What to work on: Emit the entire listing verbatim.

──────────────────────────────

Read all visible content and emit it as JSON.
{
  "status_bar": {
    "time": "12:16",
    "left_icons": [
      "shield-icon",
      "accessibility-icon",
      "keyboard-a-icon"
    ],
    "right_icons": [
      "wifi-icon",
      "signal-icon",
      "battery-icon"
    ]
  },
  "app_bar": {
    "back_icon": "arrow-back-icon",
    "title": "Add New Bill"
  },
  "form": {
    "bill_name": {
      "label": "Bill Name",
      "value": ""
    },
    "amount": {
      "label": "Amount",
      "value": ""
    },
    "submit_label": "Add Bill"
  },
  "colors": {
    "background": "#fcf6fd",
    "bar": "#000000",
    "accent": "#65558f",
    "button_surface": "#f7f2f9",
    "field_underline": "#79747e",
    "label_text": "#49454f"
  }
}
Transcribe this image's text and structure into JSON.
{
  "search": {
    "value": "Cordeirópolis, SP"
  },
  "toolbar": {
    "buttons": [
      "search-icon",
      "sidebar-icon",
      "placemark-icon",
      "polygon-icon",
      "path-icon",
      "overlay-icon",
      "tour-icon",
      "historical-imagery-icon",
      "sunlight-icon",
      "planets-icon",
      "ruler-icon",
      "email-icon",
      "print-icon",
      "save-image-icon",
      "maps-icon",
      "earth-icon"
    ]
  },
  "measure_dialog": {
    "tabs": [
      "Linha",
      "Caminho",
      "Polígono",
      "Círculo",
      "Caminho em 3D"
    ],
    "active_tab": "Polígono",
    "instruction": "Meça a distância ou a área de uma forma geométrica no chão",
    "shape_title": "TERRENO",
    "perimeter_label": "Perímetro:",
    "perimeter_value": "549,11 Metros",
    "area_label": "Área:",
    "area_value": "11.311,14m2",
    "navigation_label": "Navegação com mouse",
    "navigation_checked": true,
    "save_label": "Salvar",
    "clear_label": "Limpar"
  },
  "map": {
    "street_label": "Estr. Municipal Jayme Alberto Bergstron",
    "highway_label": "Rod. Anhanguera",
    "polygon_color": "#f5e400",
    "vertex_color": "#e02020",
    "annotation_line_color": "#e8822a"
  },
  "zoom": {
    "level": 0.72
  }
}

──────────────────────────────

Solution to this exercise:
Read all visible content and emit it as JSON.
{
  "status_bar": {
    "time": "12:16",
    "left_icons": [
      "shield-icon",
      "accessibility-icon",
      "keyboard-a-icon"
    ],
    "right_icons": [
      "wifi-icon",
      "signal-icon",
      "battery-icon"
    ]
  },
  "app_bar": {
    "back_icon": "arrow-back-icon",
    "title": "Add New Bill"
  },
  "form": {
    "bill_name": {
      "label": "Bill Name",
      "value": ""
    },
    "amount": {
      "label": "Amount",
      "value": ""
    },
    "submit_label": "Add Bill"
  },
  "colors": {
    "background": "#fcf6fd",
    "bar": "#000000",
    "accent": "#65558f",
    "button_surface": "#f7f2f9",
    "field_underline": "#79747e",
    "label_text": "#49454f"
  }
}
Transcribe this image's text and structure into JSON.
{
  "search": {
    "value": "Cordeirópolis, SP"
  },
  "toolbar": {
    "buttons": [
      "search-icon",
      "sidebar-icon",
      "placemark-icon",
      "polygon-icon",
      "path-icon",
      "overlay-icon",
      "tour-icon",
      "historical-imagery-icon",
      "sunlight-icon",
      "planets-icon",
      "ruler-icon",
      "email-icon",
      "print-icon",
      "save-image-icon",
      "maps-icon",
      "earth-icon"
    ]
  },
  "measure_dialog": {
    "tabs": [
      "Linha",
      "Caminho",
      "Polígono",
      "Círculo",
      "Caminho em 3D"
    ],
    "active_tab": "Polígono",
    "instruction": "Meça a distância ou a área de uma forma geométrica no chão",
    "shape_title": "TERRENO",
    "perimeter_label": "Perímetro:",
    "perimeter_value": "549,11 Metros",
    "area_label": "Área:",
    "area_value": "11.311,14m2",
    "navigation_label": "Navegação com mouse",
    "navigation_checked": true,
    "save_label": "Salvar",
    "clear_label": "Limpar"
  },
  "map": {
    "street_label": "Estr. Municipal Jayme Alberto Bergstron",
    "highway_label": "Rod. Anhanguera",
    "polygon_color": "#f5e400",
    "vertex_color": "#e02020",
    "annotation_line_color": "#e8822a"
  },
  "zoom": {
    "level": 0.72
  }
}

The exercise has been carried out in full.